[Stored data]
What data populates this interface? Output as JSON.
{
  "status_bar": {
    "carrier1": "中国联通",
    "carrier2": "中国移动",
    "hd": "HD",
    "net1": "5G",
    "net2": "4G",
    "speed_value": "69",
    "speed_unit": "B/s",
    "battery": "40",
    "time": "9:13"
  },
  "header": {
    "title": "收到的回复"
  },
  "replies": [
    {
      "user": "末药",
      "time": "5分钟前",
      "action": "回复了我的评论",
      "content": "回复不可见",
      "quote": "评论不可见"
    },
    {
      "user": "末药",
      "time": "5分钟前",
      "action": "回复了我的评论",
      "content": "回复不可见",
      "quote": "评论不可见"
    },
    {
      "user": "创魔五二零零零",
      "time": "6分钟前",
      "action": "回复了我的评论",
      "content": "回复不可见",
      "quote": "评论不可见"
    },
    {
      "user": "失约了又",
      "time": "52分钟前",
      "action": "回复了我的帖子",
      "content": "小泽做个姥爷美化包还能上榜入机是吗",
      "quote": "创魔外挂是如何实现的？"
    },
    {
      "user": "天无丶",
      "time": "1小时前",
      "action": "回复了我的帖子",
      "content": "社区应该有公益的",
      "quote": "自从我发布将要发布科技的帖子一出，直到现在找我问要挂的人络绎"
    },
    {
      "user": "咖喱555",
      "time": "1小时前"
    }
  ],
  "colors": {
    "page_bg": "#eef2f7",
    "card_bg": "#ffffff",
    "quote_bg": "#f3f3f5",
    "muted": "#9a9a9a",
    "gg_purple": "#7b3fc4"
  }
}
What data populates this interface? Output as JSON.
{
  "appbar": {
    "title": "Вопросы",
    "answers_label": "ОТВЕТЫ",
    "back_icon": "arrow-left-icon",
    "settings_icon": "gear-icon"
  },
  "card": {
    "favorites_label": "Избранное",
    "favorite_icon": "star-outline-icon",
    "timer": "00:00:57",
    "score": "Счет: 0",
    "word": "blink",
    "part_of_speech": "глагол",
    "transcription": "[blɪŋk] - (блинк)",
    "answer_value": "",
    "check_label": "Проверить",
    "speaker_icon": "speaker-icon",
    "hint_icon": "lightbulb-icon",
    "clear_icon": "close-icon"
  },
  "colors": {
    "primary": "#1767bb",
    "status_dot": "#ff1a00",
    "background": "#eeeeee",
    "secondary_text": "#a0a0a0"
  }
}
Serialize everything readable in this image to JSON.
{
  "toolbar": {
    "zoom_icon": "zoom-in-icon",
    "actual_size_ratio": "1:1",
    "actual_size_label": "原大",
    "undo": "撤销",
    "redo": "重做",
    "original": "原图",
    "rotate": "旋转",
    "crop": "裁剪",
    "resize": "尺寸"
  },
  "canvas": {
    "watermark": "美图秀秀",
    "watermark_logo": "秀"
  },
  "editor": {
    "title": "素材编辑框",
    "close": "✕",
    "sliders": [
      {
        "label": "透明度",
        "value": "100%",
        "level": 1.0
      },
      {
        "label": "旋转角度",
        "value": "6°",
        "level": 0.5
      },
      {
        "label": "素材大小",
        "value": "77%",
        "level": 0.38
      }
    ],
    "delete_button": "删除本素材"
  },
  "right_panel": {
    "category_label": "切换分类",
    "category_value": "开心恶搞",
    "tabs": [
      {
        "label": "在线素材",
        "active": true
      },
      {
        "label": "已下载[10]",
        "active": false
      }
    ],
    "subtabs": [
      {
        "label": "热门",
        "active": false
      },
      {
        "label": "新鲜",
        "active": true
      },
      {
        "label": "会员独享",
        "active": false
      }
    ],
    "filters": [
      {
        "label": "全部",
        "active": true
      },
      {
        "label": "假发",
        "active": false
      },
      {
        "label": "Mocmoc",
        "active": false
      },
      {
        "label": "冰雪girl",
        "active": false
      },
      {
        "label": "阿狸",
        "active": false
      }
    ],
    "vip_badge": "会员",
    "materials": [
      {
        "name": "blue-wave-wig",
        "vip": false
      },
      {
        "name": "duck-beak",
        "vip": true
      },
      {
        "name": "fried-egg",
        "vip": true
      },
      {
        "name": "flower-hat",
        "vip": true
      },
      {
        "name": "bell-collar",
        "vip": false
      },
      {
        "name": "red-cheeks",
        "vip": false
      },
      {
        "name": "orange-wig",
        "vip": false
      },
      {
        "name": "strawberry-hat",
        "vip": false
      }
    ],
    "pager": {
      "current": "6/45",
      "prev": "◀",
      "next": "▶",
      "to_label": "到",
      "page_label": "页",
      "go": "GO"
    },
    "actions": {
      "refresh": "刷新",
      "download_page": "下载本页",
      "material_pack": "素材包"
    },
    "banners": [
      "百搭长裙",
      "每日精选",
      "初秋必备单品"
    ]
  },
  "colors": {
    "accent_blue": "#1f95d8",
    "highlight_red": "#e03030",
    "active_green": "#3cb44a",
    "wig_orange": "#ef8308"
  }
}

=== SHORT PROBLEM ===
Scan the listing above. Gather each line that contains the word "icon".

=== EXERCISE SOLUTION ===
    "back_icon": "arrow-left-icon",
    "settings_icon": "gear-icon"
    "favorite_icon": "star-outline-icon",
    "speaker_icon": "speaker-icon",
    "hint_icon": "lightbulb-icon",
    "clear_icon": "close-icon"
    "zoom_icon": "zoom-in-icon",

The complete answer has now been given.